◆ **Objective**
Search the material below for the word "прокладывания" and copy every line in which it occurs.

◆ **Dataset records**
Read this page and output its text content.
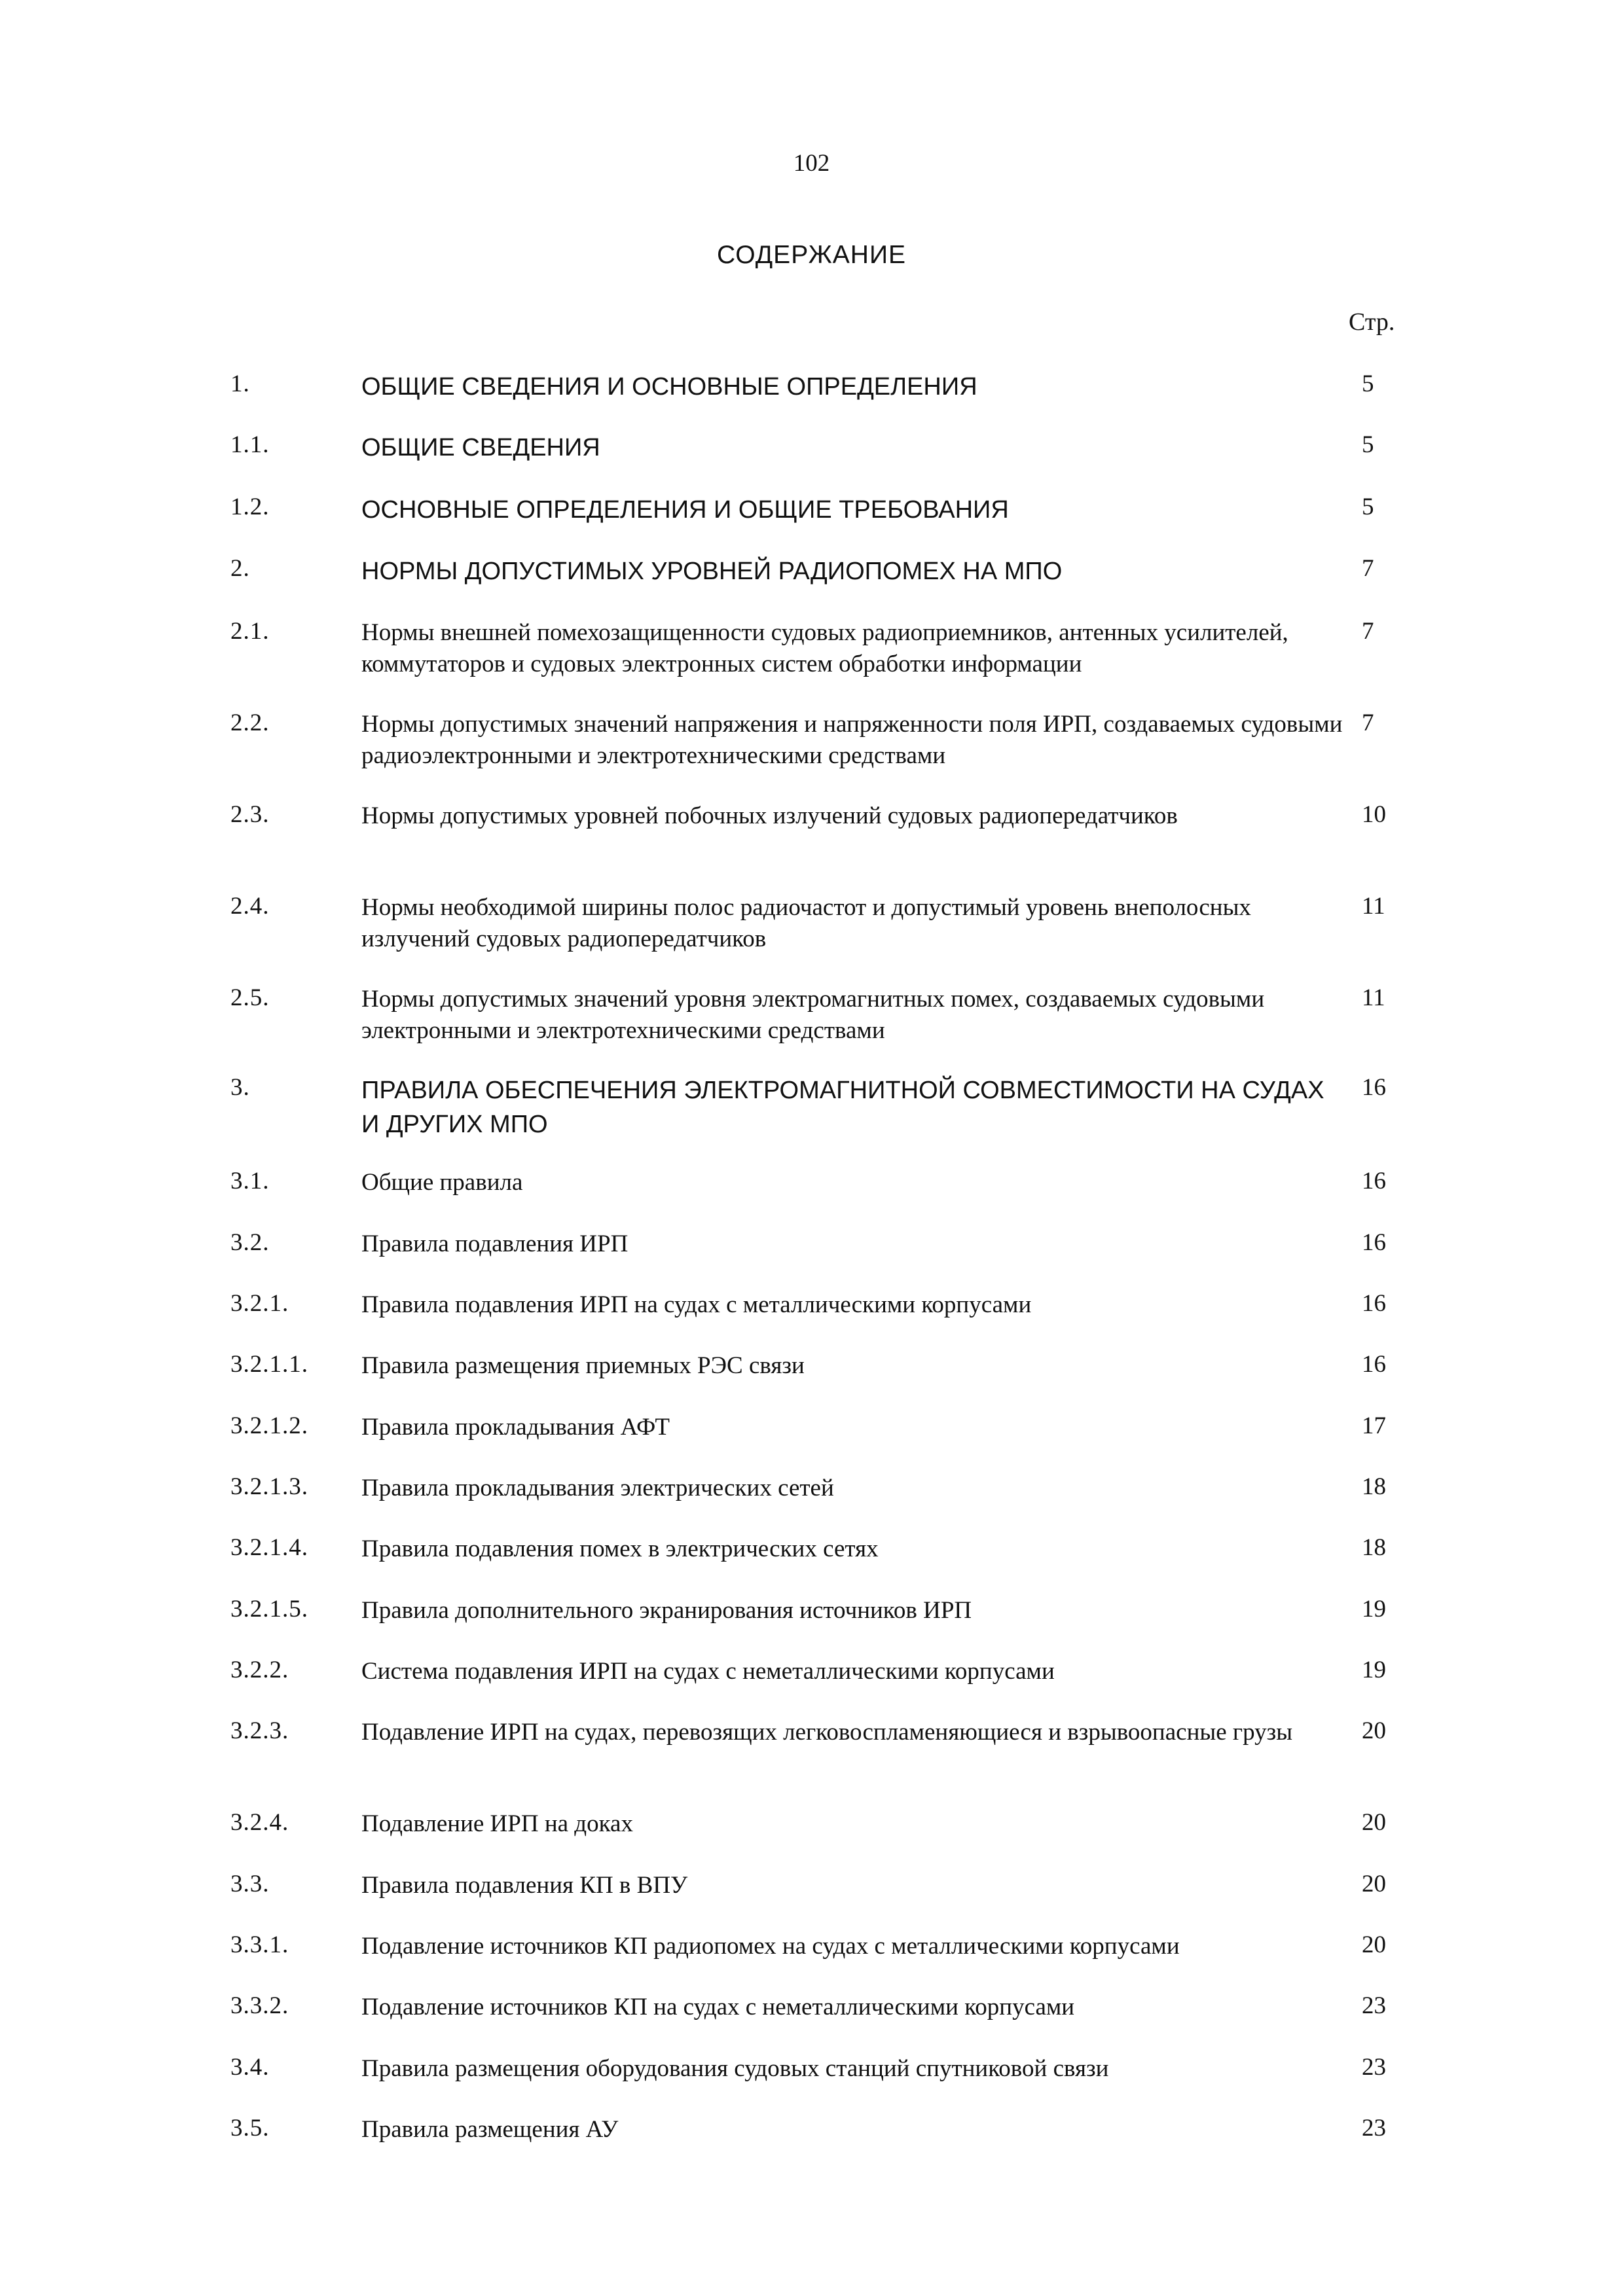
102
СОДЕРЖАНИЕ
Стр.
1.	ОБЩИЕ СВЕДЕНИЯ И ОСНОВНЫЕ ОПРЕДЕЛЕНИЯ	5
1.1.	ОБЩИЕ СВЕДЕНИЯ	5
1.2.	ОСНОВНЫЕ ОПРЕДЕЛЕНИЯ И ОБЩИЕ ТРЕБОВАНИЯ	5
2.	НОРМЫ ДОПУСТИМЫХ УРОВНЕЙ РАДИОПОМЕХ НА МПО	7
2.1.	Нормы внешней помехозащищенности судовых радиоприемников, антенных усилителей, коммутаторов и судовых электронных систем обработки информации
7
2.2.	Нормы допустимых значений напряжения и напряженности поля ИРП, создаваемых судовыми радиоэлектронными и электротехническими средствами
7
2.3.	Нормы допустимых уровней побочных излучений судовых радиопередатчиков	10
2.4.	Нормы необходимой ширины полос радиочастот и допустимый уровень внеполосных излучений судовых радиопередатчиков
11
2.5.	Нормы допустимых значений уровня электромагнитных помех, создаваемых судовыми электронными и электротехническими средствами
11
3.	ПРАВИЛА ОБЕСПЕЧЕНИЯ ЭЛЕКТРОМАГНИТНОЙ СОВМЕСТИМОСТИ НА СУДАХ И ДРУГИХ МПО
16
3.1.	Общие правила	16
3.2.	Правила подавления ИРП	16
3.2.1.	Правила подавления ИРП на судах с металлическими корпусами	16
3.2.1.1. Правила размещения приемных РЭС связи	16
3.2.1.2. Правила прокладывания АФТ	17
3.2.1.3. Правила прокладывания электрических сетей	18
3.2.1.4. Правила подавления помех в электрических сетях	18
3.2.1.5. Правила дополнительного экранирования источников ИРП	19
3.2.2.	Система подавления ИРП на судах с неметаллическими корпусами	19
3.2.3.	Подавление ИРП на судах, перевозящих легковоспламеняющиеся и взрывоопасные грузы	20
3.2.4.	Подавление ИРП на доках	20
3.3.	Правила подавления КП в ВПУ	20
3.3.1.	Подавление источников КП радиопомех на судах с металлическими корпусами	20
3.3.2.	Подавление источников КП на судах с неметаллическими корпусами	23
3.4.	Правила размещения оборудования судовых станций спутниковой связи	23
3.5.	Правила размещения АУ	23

◆ **The reply**
3.2.1.2. Правила прокладывания АФТ	17
3.2.1.3. Правила прокладывания электрических сетей	18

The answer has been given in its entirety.